Stored data
====
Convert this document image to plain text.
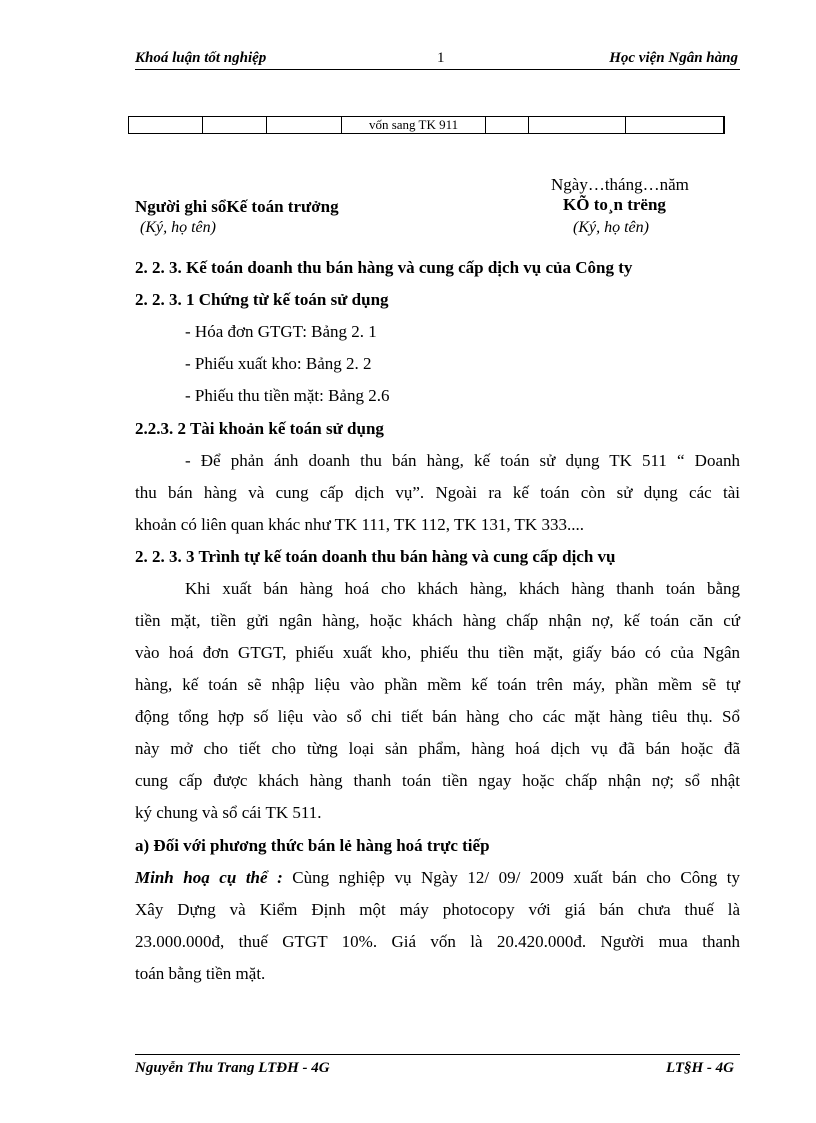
Khoá luận tốt nghiệp	1	Học viện Ngân hàng
			vốn sang TK 911				
Ngày…tháng…năm
Người ghi sổKế toán trưởng	KÕ to¸n trëng
(Ký, họ tên)	(Ký, họ tên)
2. 2. 3. Kế toán doanh thu bán hàng và cung cấp dịch vụ của Công ty
2. 2. 3. 1 Chứng từ kế toán sử dụng
- Hóa đơn GTGT: Bảng 2. 1
- Phiếu xuất kho: Bảng 2. 2
- Phiếu thu tiền mặt: Bảng 2.6
2.2.3. 2 Tài khoản kế toán sử dụng
- Để phản ánh doanh thu bán hàng, kế toán sử dụng TK 511 “ Doanh
thu bán hàng và cung cấp dịch vụ”. Ngoài ra kế toán còn sử dụng các tài
khoản có liên quan khác như TK 111, TK 112, TK 131, TK 333....
2. 2. 3. 3 Trình tự kế toán doanh thu bán hàng và cung cấp dịch vụ
Khi xuất bán hàng hoá cho khách hàng, khách hàng thanh toán bằng
tiền mặt, tiền gửi ngân hàng, hoặc khách hàng chấp nhận nợ, kế toán căn cứ
vào hoá đơn GTGT, phiếu xuất kho, phiếu thu tiền mặt, giấy báo có của Ngân
hàng, kế toán sẽ nhập liệu vào phần mềm kế toán trên máy, phần mềm sẽ tự
động tổng hợp số liệu vào sổ chi tiết bán hàng cho các mặt hàng tiêu thụ. Sổ
này mở cho tiết cho từng loại sản phẩm, hàng hoá dịch vụ đã bán hoặc đã
cung cấp được khách hàng thanh toán tiền ngay hoặc chấp nhận nợ; sổ nhật
ký chung và sổ cái TK 511.
a) Đối với phương thức bán lẻ hàng hoá trực tiếp
Minh hoạ cụ thể : Cùng nghiệp vụ Ngày 12/ 09/ 2009 xuất bán cho Công ty
Xây Dựng và Kiểm Định một máy photocopy với giá bán chưa thuế là
23.000.000đ, thuế GTGT 10%. Giá vốn là 20.420.000đ. Người mua thanh
toán bằng tiền mặt.
Nguyễn Thu Trang LTĐH - 4G	LT§H - 4G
====
| EXERCISE PROMPT |
Leave out the pictures and transcribe everything else exactly.

| SOLUTION FOR THIS EXERCISE |
Convert this document image to plain text.
Khoá luận tốt nghiệp	1	Học viện Ngân hàng
			vốn sang TK 911				
Ngày…tháng…năm
Người ghi sổKế toán trưởng	KÕ to¸n trëng
(Ký, họ tên)	(Ký, họ tên)
2. 2. 3. Kế toán doanh thu bán hàng và cung cấp dịch vụ của Công ty
2. 2. 3. 1 Chứng từ kế toán sử dụng
- Hóa đơn GTGT: Bảng 2. 1
- Phiếu xuất kho: Bảng 2. 2
- Phiếu thu tiền mặt: Bảng 2.6
2.2.3. 2 Tài khoản kế toán sử dụng
- Để phản ánh doanh thu bán hàng, kế toán sử dụng TK 511 “ Doanh
thu bán hàng và cung cấp dịch vụ”. Ngoài ra kế toán còn sử dụng các tài
khoản có liên quan khác như TK 111, TK 112, TK 131, TK 333....
2. 2. 3. 3 Trình tự kế toán doanh thu bán hàng và cung cấp dịch vụ
Khi xuất bán hàng hoá cho khách hàng, khách hàng thanh toán bằng
tiền mặt, tiền gửi ngân hàng, hoặc khách hàng chấp nhận nợ, kế toán căn cứ
vào hoá đơn GTGT, phiếu xuất kho, phiếu thu tiền mặt, giấy báo có của Ngân
hàng, kế toán sẽ nhập liệu vào phần mềm kế toán trên máy, phần mềm sẽ tự
động tổng hợp số liệu vào sổ chi tiết bán hàng cho các mặt hàng tiêu thụ. Sổ
này mở cho tiết cho từng loại sản phẩm, hàng hoá dịch vụ đã bán hoặc đã
cung cấp được khách hàng thanh toán tiền ngay hoặc chấp nhận nợ; sổ nhật
ký chung và sổ cái TK 511.
a) Đối với phương thức bán lẻ hàng hoá trực tiếp
Minh hoạ cụ thể : Cùng nghiệp vụ Ngày 12/ 09/ 2009 xuất bán cho Công ty
Xây Dựng và Kiểm Định một máy photocopy với giá bán chưa thuế là
23.000.000đ, thuế GTGT 10%. Giá vốn là 20.420.000đ. Người mua thanh
toán bằng tiền mặt.
Nguyễn Thu Trang LTĐH - 4G	LT§H - 4G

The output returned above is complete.